Children enjoy a specific protection with regard to the processing of their personal data.


Conclusion:
The legal basis of data processing must be granted by data controllers.


Data controllers must be prepared to demonstrate that the data subject has consented to the processing of his or her personal data.


Records of processing activities


This obligation applies to both data controllers and data processors.


Data controllers must maintain a record of processing activities, which has to contain


  • the name and contact details of the controller, and, where applicable, the controller's representative and the data protection officer;
  • the purposes of the processing;
  • a description of the categories of data subjects and of the categories of personal data;
  • the categories of recipients to whom the personal data have been or will be disclosed;
  • where applicable, transfers of personal data to a third country or an international organization, including the identification of that third country or international organization and the documentation of suitable safeguards;
  • where possible, the envisaged time limits for the deletion of the different categories of data;
  • where possible, a general description of the technical and organizational security measures

Data processors must maintain a record of processing activities, which has to contain


  • the name and contact details of the processor or processors and of each controller on behalf of which the processor is acting and, where applicable, of the controller's or the processor's representative, and the data protection officer;
  • the categories of processing carried out on behalf of each controller;
  • where applicable, transfers of personal data to a third country or an international organization, including the identification of that third country or international organization and the documentation of suitable safeguards;
  • where possible, a general description of the technical and organizational security measures

Exemption from keeping records:


The obligation does not apply to an entity employing fewer than 250 persons unless


  • the processing it carries out is likely to result in a risk to the rights and freedoms of data subjects,
  • the processing is not occasional, or
  • the processing includes special categories of data (sensitive data) or personal data relating to criminal convictions and offences.

Conclusion:
Data controllers and data processors must examine if they are required to prepare records of processing activities and, if they are, they have to maintain such records and have to be ready to provide such records to the supervisory authority upon request.

*Task inputs:*
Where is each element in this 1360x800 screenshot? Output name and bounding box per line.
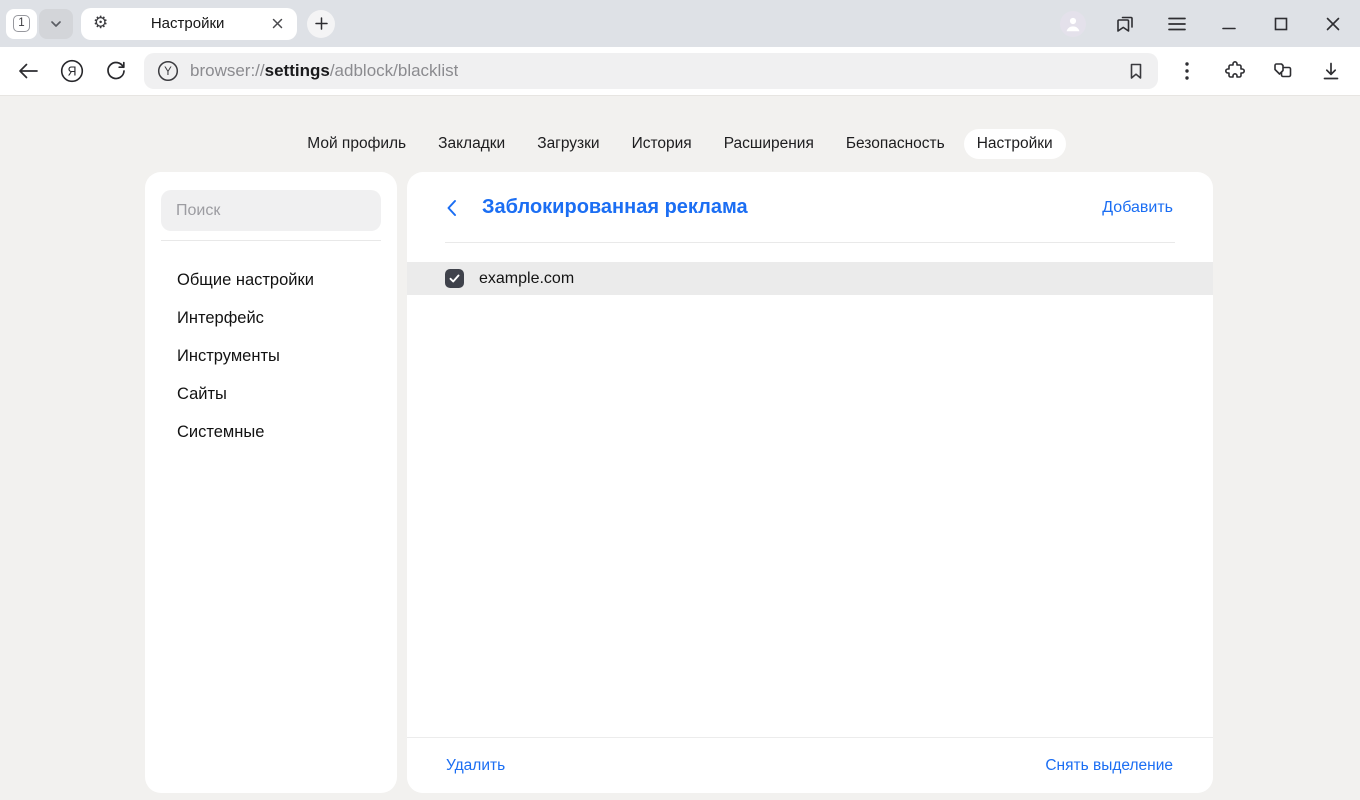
url-highlight: settings (265, 61, 330, 80)
bookmarks-panel-icon (1114, 13, 1136, 35)
add-bookmark-button[interactable] (1126, 61, 1146, 81)
nav-tab-profile[interactable]: Мой профиль (294, 129, 419, 159)
url-path: /adblock/blacklist (330, 61, 459, 80)
nav-tab-history[interactable]: История (619, 129, 705, 159)
window-minimize-button[interactable] (1216, 11, 1242, 37)
sidebar-item-general[interactable]: Общие настройки (145, 262, 397, 300)
toolbar-more-button[interactable] (1174, 58, 1200, 84)
settings-page: Мой профиль Закладки Загрузки История Ра… (0, 96, 1360, 800)
blocked-ads-panel: Заблокированная реклама Добавить example… (407, 172, 1213, 793)
close-icon (272, 18, 283, 29)
blacklist-row-selected[interactable]: example.com (407, 262, 1213, 295)
yandex-logo-icon: Я (59, 58, 85, 84)
browser-window: 1 ⚙ Настройки (0, 0, 1360, 800)
sidebar-section-list: Общие настройки Интерфейс Инструменты Са… (145, 262, 397, 452)
settings-nav-tabs: Мой профиль Закладки Загрузки История Ра… (0, 129, 1360, 159)
chevron-down-icon (49, 17, 63, 31)
panel-header: Заблокированная реклама Добавить (407, 172, 1213, 243)
browser-menu-button[interactable] (1164, 11, 1190, 37)
settings-search-input[interactable] (161, 190, 381, 231)
bookmarks-panel-button[interactable] (1112, 11, 1138, 37)
tab-close-button[interactable] (267, 14, 287, 34)
gear-favicon-icon: ⚙ (93, 15, 108, 32)
sidebar-item-sites[interactable]: Сайты (145, 376, 397, 414)
reload-icon (105, 60, 127, 82)
tab-bar: 1 ⚙ Настройки (0, 0, 1360, 47)
reload-button[interactable] (94, 53, 138, 89)
url-scheme: browser:// (190, 61, 265, 80)
sidebar-item-system[interactable]: Системные (145, 414, 397, 452)
deselect-button[interactable]: Снять выделение (1045, 757, 1173, 775)
add-site-button[interactable]: Добавить (1102, 199, 1173, 217)
selection-action-bar: Удалить Снять выделение (407, 737, 1213, 793)
browser-home-button[interactable]: Я (50, 53, 94, 89)
hamburger-menu-icon (1168, 17, 1186, 31)
url-text: browser://settings/adblock/blacklist (190, 61, 458, 81)
tab-list-dropdown-button[interactable] (39, 9, 73, 39)
blocked-domain: example.com (479, 270, 574, 288)
page-title: Заблокированная реклама (482, 196, 748, 219)
sidebar-divider (161, 240, 381, 241)
minimize-icon (1222, 17, 1236, 31)
check-icon (448, 272, 461, 285)
nav-tab-downloads[interactable]: Загрузки (524, 129, 612, 159)
settings-sidebar: Общие настройки Интерфейс Инструменты Са… (145, 172, 397, 793)
address-toolbar: Я Y browser://settings/adblock/blacklist (0, 47, 1360, 96)
panel-back-button[interactable] (446, 199, 457, 217)
address-bar[interactable]: Y browser://settings/adblock/blacklist (144, 53, 1158, 89)
extensions-button[interactable] (1222, 58, 1248, 84)
nav-tab-settings[interactable]: Настройки (964, 129, 1066, 159)
nav-tab-bookmarks[interactable]: Закладки (425, 129, 518, 159)
download-icon (1321, 61, 1341, 81)
window-maximize-button[interactable] (1268, 11, 1294, 37)
browser-tab-settings[interactable]: ⚙ Настройки (81, 8, 297, 40)
nav-tab-security[interactable]: Безопасность (833, 129, 958, 159)
delete-button[interactable]: Удалить (446, 757, 505, 775)
site-badge-icon: Y (156, 59, 180, 83)
tab-counter-button[interactable]: 1 (6, 9, 37, 39)
window-close-button[interactable] (1320, 11, 1346, 37)
arrow-left-icon (17, 62, 39, 80)
downloads-button[interactable] (1318, 58, 1344, 84)
nav-tab-extensions[interactable]: Расширения (711, 129, 827, 159)
person-icon (1062, 13, 1084, 35)
sidebar-item-tools[interactable]: Инструменты (145, 338, 397, 376)
puzzle-icon (1223, 59, 1247, 83)
chevron-left-icon (446, 199, 457, 217)
collections-tag-icon (1271, 59, 1295, 83)
sidebar-item-interface[interactable]: Интерфейс (145, 300, 397, 338)
svg-text:Y: Y (164, 66, 172, 78)
tab-title: Настройки (108, 15, 267, 32)
row-checkbox-checked[interactable] (445, 269, 464, 288)
svg-text:Я: Я (67, 65, 76, 79)
new-tab-button[interactable] (307, 10, 335, 38)
plus-icon (315, 17, 328, 30)
collections-button[interactable] (1270, 58, 1296, 84)
kebab-menu-icon (1185, 62, 1189, 80)
tab-count: 1 (13, 15, 30, 32)
tab-counter-group: 1 (6, 9, 73, 39)
maximize-icon (1274, 17, 1288, 31)
profile-avatar[interactable] (1060, 11, 1086, 37)
close-icon (1326, 17, 1340, 31)
bookmark-flag-icon (1126, 61, 1146, 81)
back-button[interactable] (6, 53, 50, 89)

*Tasks to complete:*
1. Answer these questions about the data protection excerpt, one line each:
(a) To whom does the obligation to keep records of processing activities apply?
(b) How many persons must an entity employ, at most, to fall under the exemption from keeping records?
(c) What must data controllers be prepared to demonstrate regarding consent?
2. Rewrite the stretch of the listing from the line containing "url-highlight: settings (265, 61, 330, 80)" through the line containing "close-icon (272, 18, 283, 29)" as a Markdown table with the columns Row and Line.

*Answers to the exercise:*
1.
(a) It applies to both data controllers and data processors.
(b) The entity must employ fewer than 250 persons.
(c) They must be prepared to demonstrate that the data subject has consented to the processing of his or her personal data.

2.
| Row | Line |
|---|---|
| 1 | url-highlight: settings (265, 61, 330, 80) |
| 2 | bookmarks-panel-icon (1114, 13, 1136, 35) |
| 3 | add-bookmark-button[interactable] (1126, 61, 1146, 81) |
| 4 | nav-tab-profile[interactable]: Мой профиль (294, 129, 419, 159) |
| 5 | url-path: /adblock/blacklist (330, 61, 459, 80) |
| 6 | nav-tab-history[interactable]: История (619, 129, 705, 159) |
| 7 | window-minimize-button[interactable] (1216, 11, 1242, 37) |
| 8 | sidebar-item-general[interactable]: Общие настройки (145, 262, 397, 300) |
| 9 | toolbar-more-button[interactable] (1174, 58, 1200, 84) |
| 10 | settings-page: Мой профиль Закладки Загрузки История Ра… (0, 96, 1360, 800) |
| 11 | blocked-ads-panel: Заблокированная реклама Добавить example… (407, 172, 1213, 793) |
| 12 | close-icon (272, 18, 283, 29) |